DATA ROWS
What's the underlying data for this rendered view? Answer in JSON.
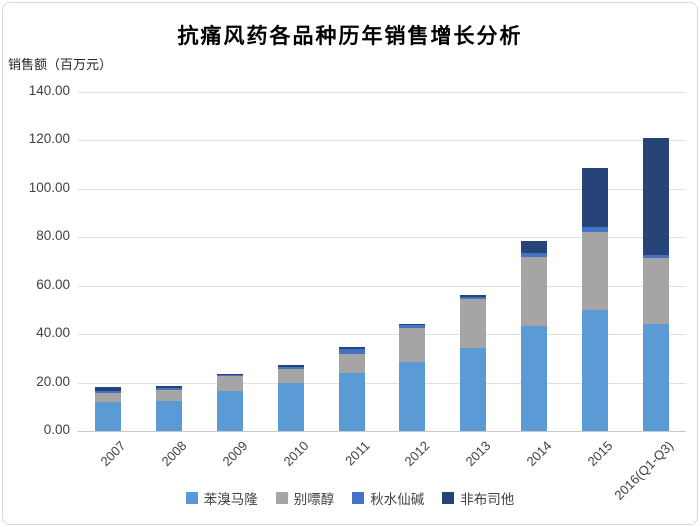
{
  "page": {
    "background_color": "#ffffff",
    "frame_border_color": "#d9d9d9"
  },
  "chart_data": {
    "type": "bar",
    "stacked": true,
    "title": "抗痛风药各品种历年销售增长分析",
    "ylabel": "销售额（百万元）",
    "xlabel": "",
    "grid": true,
    "legend_position": "bottom",
    "ylim": [
      0,
      140
    ],
    "ytick_step": 20,
    "ytick_labels": [
      "140.00",
      "120.00",
      "100.00",
      "80.00",
      "60.00",
      "40.00",
      "20.00",
      "0.00"
    ],
    "categories": [
      "2007",
      "2008",
      "2009",
      "2010",
      "2011",
      "2012",
      "2013",
      "2014",
      "2015",
      "2016(Q1-Q3)"
    ],
    "series": [
      {
        "key": "benzbromarone",
        "name": "苯溴马隆",
        "color": "#5B9BD5",
        "values": [
          12.1,
          12.6,
          16.4,
          19.8,
          23.8,
          28.4,
          34.1,
          43.4,
          49.9,
          44.1
        ]
      },
      {
        "key": "allopurinol",
        "name": "别嘌醇",
        "color": "#A5A5A5",
        "values": [
          3.7,
          4.2,
          6.2,
          5.8,
          8.2,
          14.0,
          20.4,
          28.3,
          32.1,
          27.5
        ]
      },
      {
        "key": "colchicine",
        "name": "秋水仙碱",
        "color": "#4472C4",
        "values": [
          0.6,
          1.0,
          0.6,
          1.0,
          1.7,
          1.4,
          1.0,
          1.7,
          2.1,
          1.1
        ]
      },
      {
        "key": "febuxostat",
        "name": "非布司他",
        "color": "#264478",
        "values": [
          1.9,
          1.0,
          0.4,
          0.5,
          1.0,
          0.6,
          0.7,
          5.1,
          24.4,
          48.2
        ]
      }
    ],
    "totals": [
      18.3,
      18.8,
      23.6,
      27.1,
      34.7,
      44.4,
      56.2,
      78.5,
      108.5,
      120.9
    ]
  }
}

AIM
Find each line that has the word "name", then copy it out.

WRITTEN SOLUTION
        "name": "苯溴马隆",
        "name": "别嘌醇",
        "name": "秋水仙碱",
        "name": "非布司他",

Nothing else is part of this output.